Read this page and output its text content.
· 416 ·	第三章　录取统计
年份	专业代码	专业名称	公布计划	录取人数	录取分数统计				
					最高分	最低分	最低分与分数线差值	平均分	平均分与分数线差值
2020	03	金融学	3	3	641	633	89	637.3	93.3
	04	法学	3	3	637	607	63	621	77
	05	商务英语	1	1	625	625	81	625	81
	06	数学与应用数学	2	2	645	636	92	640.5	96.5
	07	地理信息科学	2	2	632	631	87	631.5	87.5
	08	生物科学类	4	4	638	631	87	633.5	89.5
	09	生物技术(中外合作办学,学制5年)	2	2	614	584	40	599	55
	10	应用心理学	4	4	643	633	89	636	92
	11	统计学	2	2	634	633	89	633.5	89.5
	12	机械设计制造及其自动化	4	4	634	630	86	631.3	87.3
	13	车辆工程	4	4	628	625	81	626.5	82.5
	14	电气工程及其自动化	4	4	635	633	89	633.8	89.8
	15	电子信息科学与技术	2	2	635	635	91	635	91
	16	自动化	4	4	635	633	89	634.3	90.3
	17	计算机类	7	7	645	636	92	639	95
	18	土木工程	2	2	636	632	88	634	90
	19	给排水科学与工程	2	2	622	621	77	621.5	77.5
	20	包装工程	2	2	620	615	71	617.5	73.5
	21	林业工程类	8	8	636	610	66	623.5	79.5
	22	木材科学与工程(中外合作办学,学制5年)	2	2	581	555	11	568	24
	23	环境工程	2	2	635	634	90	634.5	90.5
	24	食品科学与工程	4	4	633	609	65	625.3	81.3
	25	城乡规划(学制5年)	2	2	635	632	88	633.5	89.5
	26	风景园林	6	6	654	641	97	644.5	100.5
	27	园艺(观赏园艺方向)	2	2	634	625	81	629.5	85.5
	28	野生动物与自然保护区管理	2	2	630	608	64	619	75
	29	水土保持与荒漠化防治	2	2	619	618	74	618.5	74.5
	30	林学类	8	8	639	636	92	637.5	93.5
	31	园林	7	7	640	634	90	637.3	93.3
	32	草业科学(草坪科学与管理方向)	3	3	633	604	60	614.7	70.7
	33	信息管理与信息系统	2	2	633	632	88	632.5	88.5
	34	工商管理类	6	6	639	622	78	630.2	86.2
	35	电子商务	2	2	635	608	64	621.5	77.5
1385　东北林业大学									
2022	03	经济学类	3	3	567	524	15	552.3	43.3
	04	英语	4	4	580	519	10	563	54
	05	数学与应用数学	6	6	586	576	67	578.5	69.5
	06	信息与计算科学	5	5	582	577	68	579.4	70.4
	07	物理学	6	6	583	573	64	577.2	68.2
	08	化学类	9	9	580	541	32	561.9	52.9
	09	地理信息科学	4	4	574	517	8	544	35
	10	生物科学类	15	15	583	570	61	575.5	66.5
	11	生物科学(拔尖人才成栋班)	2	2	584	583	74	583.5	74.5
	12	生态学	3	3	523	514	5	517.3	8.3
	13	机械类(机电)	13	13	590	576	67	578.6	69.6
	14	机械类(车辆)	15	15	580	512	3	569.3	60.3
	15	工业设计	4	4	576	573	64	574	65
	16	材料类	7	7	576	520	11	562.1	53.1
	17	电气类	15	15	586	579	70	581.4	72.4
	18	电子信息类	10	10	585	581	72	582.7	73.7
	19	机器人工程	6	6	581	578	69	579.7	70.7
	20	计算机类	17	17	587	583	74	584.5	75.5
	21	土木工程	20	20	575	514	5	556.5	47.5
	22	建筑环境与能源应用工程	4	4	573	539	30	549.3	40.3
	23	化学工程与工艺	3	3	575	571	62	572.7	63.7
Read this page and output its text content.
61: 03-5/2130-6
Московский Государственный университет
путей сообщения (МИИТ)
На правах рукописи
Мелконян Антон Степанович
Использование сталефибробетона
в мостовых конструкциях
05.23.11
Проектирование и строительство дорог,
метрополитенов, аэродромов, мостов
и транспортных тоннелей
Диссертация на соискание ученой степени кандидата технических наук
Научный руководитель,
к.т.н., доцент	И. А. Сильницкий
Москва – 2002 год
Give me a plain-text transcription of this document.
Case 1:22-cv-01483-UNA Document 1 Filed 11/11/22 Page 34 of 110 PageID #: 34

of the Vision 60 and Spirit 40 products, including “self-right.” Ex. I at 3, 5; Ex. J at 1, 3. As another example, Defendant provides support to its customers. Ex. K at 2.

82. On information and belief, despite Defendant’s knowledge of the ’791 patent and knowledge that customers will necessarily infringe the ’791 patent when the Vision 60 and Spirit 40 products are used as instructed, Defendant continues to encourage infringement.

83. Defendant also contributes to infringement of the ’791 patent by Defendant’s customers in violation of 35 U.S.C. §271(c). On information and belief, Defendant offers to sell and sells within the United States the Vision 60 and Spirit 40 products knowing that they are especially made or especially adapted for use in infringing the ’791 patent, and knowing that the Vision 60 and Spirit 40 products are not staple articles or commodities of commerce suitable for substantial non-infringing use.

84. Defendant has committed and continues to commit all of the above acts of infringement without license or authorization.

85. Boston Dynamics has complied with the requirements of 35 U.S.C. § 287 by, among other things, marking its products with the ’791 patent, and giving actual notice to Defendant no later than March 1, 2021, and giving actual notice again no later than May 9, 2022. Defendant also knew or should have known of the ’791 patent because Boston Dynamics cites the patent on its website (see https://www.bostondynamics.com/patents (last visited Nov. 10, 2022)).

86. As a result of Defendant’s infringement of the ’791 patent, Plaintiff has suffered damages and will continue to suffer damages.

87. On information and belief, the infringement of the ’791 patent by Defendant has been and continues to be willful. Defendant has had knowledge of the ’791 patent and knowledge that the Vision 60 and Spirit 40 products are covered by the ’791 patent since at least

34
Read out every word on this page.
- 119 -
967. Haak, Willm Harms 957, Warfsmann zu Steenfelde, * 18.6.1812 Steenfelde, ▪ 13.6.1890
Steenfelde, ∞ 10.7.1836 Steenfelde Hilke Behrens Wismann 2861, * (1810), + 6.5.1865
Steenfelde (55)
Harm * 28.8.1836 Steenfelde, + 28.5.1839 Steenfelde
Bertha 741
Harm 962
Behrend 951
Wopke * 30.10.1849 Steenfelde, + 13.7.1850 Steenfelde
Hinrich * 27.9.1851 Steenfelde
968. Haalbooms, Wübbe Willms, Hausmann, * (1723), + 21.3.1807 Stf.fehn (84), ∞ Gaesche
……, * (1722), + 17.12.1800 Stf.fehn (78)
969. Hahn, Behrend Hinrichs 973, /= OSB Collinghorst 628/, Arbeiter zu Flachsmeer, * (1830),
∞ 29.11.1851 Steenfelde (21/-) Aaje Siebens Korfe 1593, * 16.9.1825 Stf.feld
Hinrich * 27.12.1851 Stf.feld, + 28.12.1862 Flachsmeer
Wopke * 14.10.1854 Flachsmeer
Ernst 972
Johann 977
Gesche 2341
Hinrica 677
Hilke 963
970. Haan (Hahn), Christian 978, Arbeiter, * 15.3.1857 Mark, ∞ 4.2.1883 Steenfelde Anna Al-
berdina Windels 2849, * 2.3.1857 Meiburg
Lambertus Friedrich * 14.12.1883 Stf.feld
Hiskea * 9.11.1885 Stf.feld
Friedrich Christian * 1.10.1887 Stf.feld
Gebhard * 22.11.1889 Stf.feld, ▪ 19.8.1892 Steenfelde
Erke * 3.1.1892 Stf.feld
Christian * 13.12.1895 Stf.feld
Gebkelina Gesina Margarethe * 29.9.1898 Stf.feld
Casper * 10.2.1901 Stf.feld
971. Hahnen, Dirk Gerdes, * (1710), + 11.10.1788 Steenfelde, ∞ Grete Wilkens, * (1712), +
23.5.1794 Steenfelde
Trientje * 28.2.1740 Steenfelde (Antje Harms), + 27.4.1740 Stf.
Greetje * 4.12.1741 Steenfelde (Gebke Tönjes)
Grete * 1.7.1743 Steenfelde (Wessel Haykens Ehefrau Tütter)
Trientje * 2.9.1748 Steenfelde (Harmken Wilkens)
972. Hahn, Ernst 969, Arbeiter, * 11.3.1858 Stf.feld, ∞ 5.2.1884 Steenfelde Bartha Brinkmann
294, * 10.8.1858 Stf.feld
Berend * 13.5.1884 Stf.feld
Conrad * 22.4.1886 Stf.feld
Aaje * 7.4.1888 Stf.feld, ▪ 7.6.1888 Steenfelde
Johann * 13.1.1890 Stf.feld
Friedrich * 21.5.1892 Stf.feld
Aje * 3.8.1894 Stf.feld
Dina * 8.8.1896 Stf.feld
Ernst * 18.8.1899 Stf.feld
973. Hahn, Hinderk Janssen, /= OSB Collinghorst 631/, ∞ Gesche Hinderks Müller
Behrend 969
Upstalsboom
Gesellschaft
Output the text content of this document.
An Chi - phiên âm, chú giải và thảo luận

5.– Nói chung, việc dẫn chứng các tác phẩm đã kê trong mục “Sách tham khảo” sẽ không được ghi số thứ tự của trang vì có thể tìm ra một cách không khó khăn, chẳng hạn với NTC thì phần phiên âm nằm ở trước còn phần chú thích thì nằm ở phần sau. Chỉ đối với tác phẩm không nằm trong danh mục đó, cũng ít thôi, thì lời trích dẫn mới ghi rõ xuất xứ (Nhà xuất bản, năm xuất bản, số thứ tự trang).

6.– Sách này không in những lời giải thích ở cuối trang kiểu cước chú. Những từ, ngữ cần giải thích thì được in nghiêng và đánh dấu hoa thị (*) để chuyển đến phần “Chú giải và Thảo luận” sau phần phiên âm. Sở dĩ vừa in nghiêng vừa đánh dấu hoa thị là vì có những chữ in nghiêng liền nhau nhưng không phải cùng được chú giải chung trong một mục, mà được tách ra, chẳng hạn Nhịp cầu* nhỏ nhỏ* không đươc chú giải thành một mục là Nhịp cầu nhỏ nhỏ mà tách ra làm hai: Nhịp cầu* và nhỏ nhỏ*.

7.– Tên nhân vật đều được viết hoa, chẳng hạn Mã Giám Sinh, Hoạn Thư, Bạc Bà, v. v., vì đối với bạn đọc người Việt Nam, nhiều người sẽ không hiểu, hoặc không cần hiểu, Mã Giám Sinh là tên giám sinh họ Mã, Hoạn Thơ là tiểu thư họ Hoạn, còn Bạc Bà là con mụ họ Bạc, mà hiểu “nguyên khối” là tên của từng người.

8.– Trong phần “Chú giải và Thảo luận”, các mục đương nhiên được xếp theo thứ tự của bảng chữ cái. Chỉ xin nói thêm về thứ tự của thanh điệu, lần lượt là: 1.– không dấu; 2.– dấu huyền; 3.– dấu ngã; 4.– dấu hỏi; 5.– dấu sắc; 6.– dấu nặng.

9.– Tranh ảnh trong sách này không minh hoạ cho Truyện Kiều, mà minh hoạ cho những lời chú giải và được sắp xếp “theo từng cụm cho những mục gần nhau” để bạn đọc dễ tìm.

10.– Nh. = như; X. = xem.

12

----------

--- Short exercise ---
Search the entries for the string "theo" and collect each line that has it.

--- Result for this exercise ---
8.– Trong phần “Chú giải và Thảo luận”, các mục đương nhiên được xếp theo thứ tự của bảng chữ cái. Chỉ xin nói thêm về thứ tự của thanh điệu, lần lượt là: 1.– không dấu; 2.– dấu huyền; 3.– dấu ngã; 4.– dấu hỏi; 5.– dấu sắc; 6.– dấu nặng.
9.– Tranh ảnh trong sách này không minh hoạ cho Truyện Kiều, mà minh hoạ cho những lời chú giải và được sắp xếp “theo từng cụm cho những mục gần nhau” để bạn đọc dễ tìm.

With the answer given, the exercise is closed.